> [Saved data entries]:
--

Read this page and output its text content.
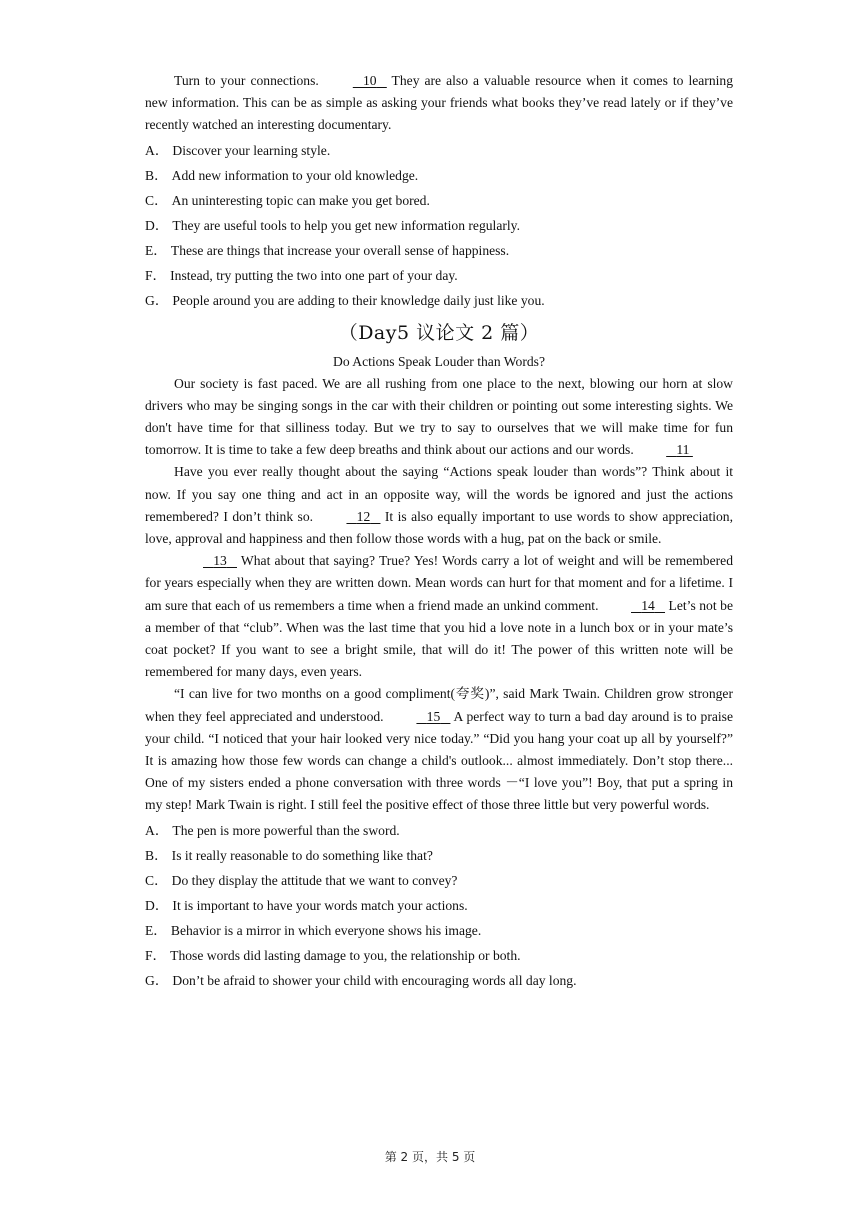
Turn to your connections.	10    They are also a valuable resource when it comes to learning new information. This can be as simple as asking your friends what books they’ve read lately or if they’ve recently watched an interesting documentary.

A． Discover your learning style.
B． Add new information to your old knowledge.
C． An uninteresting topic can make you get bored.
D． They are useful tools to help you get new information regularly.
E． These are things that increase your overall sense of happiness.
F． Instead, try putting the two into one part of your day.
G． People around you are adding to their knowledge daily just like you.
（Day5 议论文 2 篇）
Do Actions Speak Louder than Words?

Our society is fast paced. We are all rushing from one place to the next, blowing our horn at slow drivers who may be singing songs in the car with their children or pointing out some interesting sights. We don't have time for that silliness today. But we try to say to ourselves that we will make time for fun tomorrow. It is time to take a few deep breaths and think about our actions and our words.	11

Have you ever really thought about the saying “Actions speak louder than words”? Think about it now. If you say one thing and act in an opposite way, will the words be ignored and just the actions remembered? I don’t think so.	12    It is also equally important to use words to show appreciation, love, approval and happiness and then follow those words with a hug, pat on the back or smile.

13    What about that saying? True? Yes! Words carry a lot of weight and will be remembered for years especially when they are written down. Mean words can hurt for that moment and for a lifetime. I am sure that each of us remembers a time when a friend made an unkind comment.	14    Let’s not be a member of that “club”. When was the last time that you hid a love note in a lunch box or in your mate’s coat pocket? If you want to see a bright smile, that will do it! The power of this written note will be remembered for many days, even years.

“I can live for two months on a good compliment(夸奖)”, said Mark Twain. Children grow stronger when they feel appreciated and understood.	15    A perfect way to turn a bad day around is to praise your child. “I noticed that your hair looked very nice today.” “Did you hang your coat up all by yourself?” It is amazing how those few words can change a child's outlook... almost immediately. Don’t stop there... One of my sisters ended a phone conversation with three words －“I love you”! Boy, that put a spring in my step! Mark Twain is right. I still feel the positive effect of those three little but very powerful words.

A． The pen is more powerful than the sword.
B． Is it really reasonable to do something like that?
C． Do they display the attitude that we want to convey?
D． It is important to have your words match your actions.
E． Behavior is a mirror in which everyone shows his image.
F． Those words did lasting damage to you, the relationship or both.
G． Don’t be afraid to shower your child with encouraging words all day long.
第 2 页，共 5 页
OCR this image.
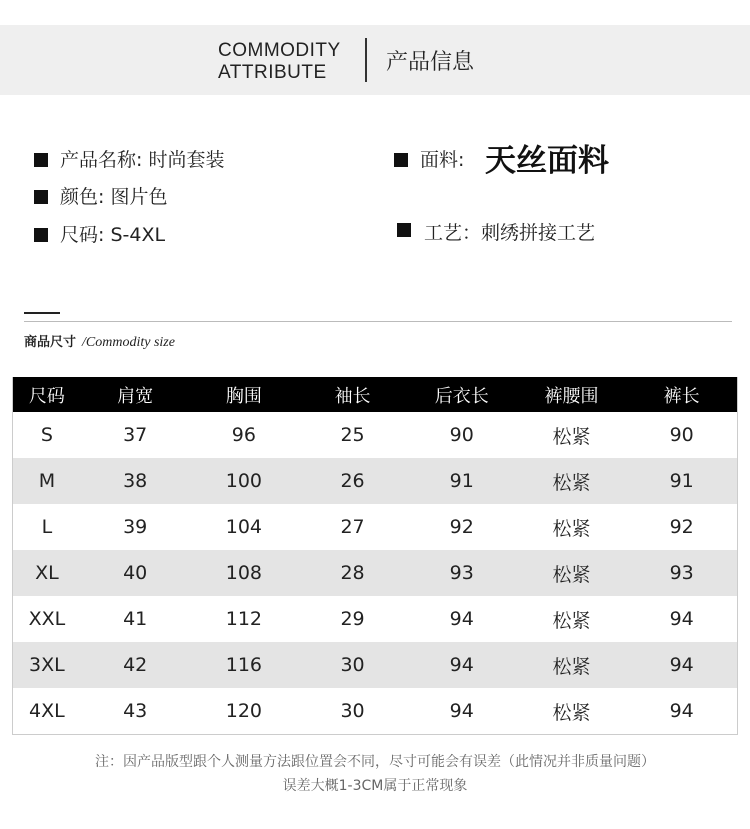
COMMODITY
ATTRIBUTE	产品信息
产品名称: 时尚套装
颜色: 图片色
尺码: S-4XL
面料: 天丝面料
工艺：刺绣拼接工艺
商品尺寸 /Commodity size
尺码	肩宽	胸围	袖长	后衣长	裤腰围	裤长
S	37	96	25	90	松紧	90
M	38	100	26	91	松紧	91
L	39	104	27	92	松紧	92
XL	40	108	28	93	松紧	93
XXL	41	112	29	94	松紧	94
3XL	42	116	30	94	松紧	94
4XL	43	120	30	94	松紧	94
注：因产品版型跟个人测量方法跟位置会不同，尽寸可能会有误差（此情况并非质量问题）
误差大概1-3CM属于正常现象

--

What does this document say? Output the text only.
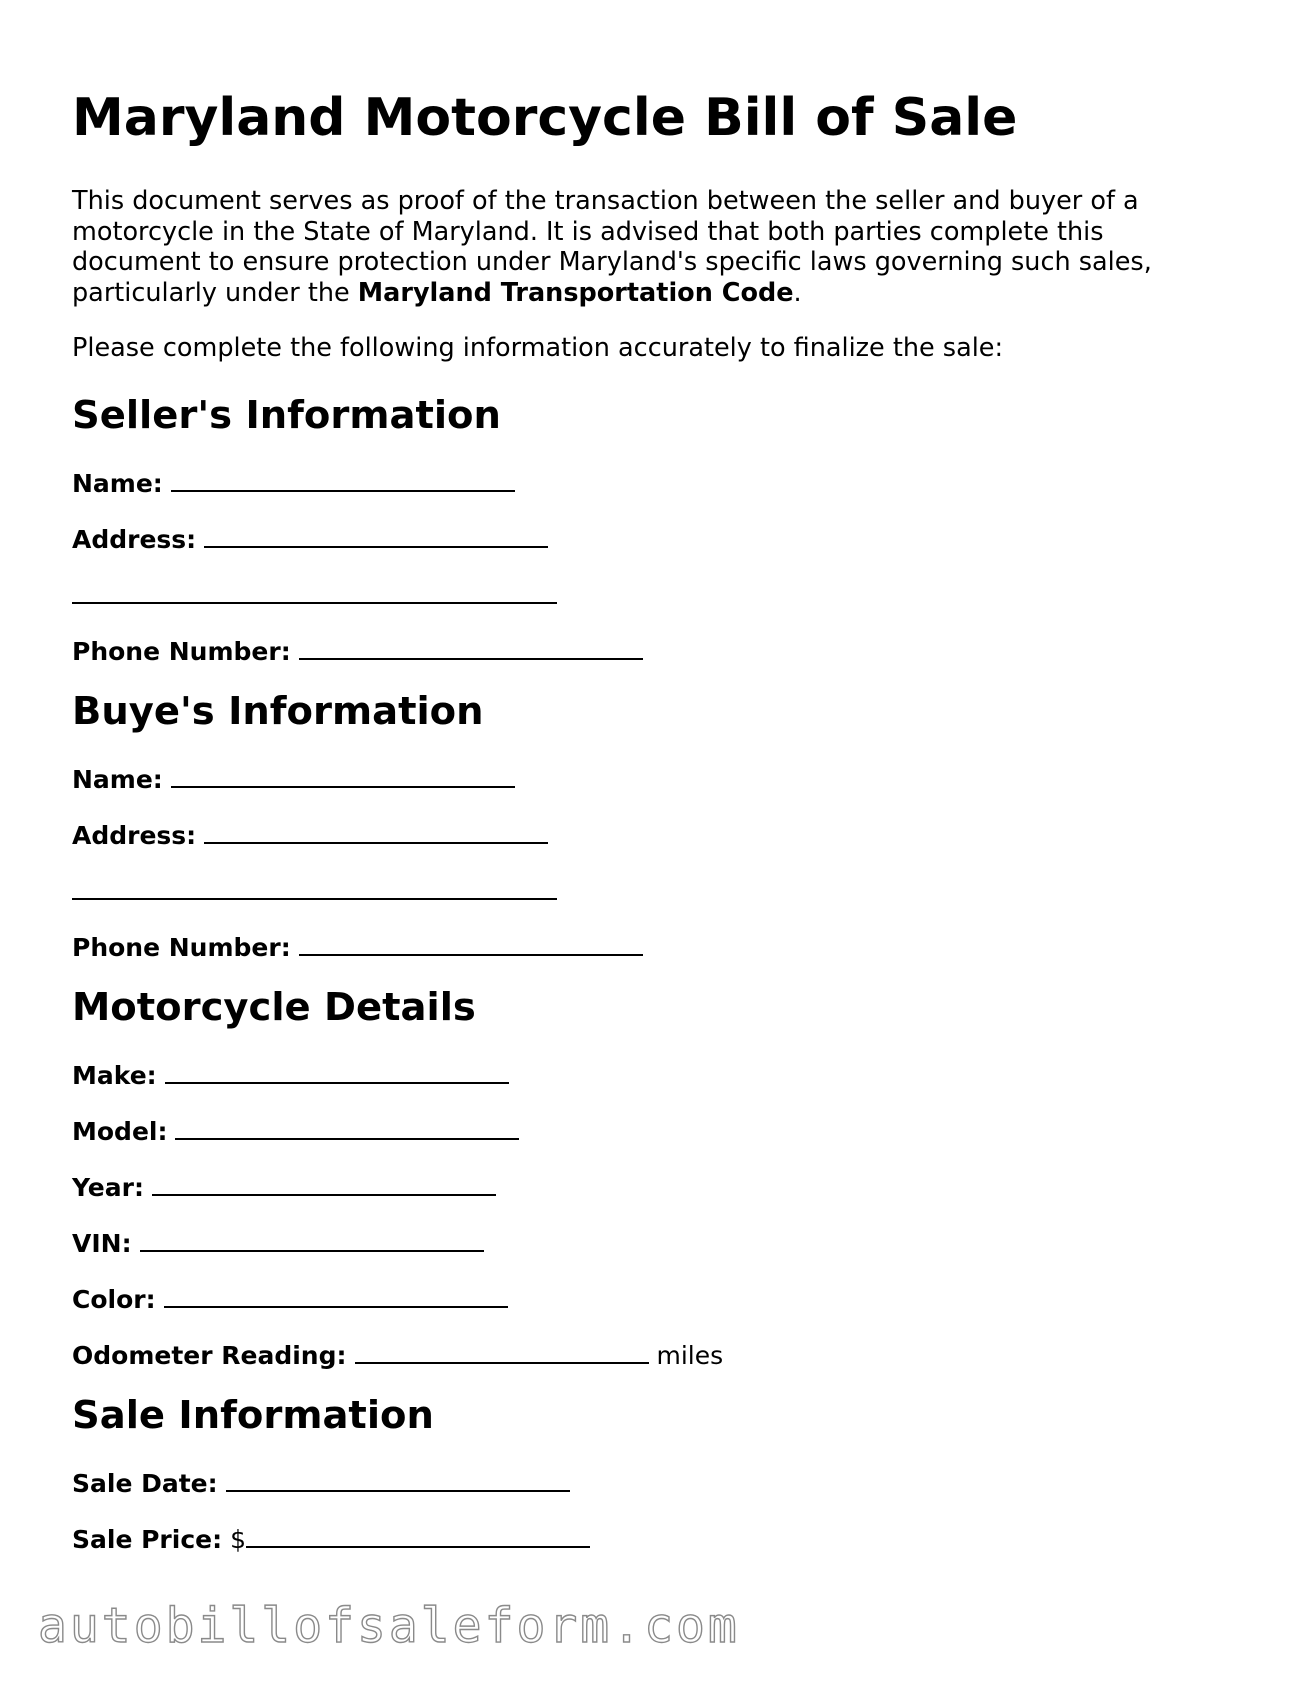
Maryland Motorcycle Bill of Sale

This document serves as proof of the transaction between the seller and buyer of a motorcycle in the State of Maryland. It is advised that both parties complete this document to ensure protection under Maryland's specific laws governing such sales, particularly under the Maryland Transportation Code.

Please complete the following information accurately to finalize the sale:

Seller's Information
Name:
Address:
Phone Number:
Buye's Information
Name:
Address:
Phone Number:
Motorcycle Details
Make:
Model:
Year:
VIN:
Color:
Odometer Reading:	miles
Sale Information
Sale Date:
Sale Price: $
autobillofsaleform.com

--

> [WHAT THE EXERCISE ASKS]: Gather each line in the data that holds the string "image".

> [RESPONSE TO THIS TASK]:
E． Behavior is a mirror in which everyone shows his image.
OCR this image.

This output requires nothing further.